=== Data shown ===
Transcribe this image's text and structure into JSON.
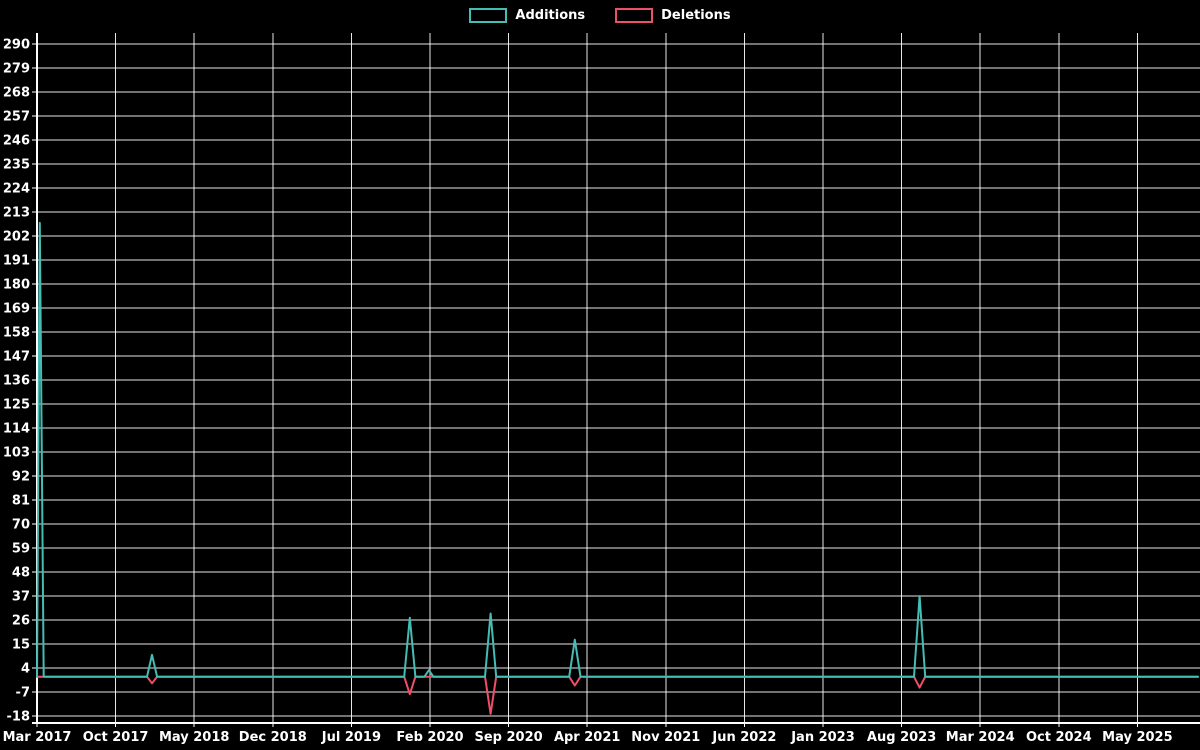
{
  "chart_data": {
    "type": "line",
    "title": "",
    "background_color": "#000000",
    "grid": true,
    "grid_color": "#ffffff",
    "axis_color": "#ffffff",
    "label_color": "#ffffff",
    "legend_position": "top-center",
    "x_axis": {
      "unit": "months_since_Mar_2017",
      "tick_labels": [
        "Mar 2017",
        "Oct 2017",
        "May 2018",
        "Dec 2018",
        "Jul 2019",
        "Feb 2020",
        "Sep 2020",
        "Apr 2021",
        "Nov 2021",
        "Jun 2022",
        "Jan 2023",
        "Aug 2023",
        "Mar 2024",
        "Oct 2024",
        "May 2025"
      ],
      "tick_months": [
        0,
        7,
        14,
        21,
        28,
        35,
        42,
        49,
        56,
        63,
        70,
        77,
        84,
        91,
        98
      ],
      "range_months": [
        0,
        103.4
      ]
    },
    "y_axis": {
      "ticks": [
        -18,
        -7,
        4,
        15,
        26,
        37,
        48,
        59,
        70,
        81,
        92,
        103,
        114,
        125,
        136,
        147,
        158,
        169,
        180,
        191,
        202,
        213,
        224,
        235,
        246,
        257,
        268,
        279,
        290
      ],
      "range": [
        -18,
        290
      ]
    },
    "series": [
      {
        "name": "Additions",
        "color": "#45bdb5",
        "points": [
          [
            0,
            0
          ],
          [
            0.25,
            208
          ],
          [
            0.6,
            0
          ],
          [
            9.8,
            0
          ],
          [
            10.24,
            10
          ],
          [
            10.7,
            0
          ],
          [
            32.7,
            0
          ],
          [
            33.2,
            27
          ],
          [
            33.7,
            0
          ],
          [
            34.5,
            0
          ],
          [
            34.9,
            3
          ],
          [
            35.3,
            0
          ],
          [
            39.9,
            0
          ],
          [
            40.4,
            29
          ],
          [
            40.9,
            0
          ],
          [
            47.4,
            0
          ],
          [
            47.9,
            17
          ],
          [
            48.4,
            0
          ],
          [
            78.1,
            0
          ],
          [
            78.6,
            37
          ],
          [
            79.1,
            0
          ],
          [
            103.4,
            0
          ]
        ]
      },
      {
        "name": "Deletions",
        "color": "#ee4f6a",
        "points": [
          [
            0,
            0
          ],
          [
            9.8,
            0
          ],
          [
            10.24,
            -3
          ],
          [
            10.7,
            0
          ],
          [
            32.7,
            0
          ],
          [
            33.2,
            -8
          ],
          [
            33.7,
            0
          ],
          [
            39.9,
            0
          ],
          [
            40.4,
            -17
          ],
          [
            40.9,
            0
          ],
          [
            47.4,
            0
          ],
          [
            47.9,
            -4
          ],
          [
            48.4,
            0
          ],
          [
            78.1,
            0
          ],
          [
            78.6,
            -5
          ],
          [
            79.1,
            0
          ],
          [
            103.4,
            0
          ]
        ]
      }
    ]
  }
}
===
- Your goal
From the listing above, copy out each line where the word "ffffff" appears.

- Output below
    "grid_color": "#ffffff",
    "axis_color": "#ffffff",
    "label_color": "#ffffff",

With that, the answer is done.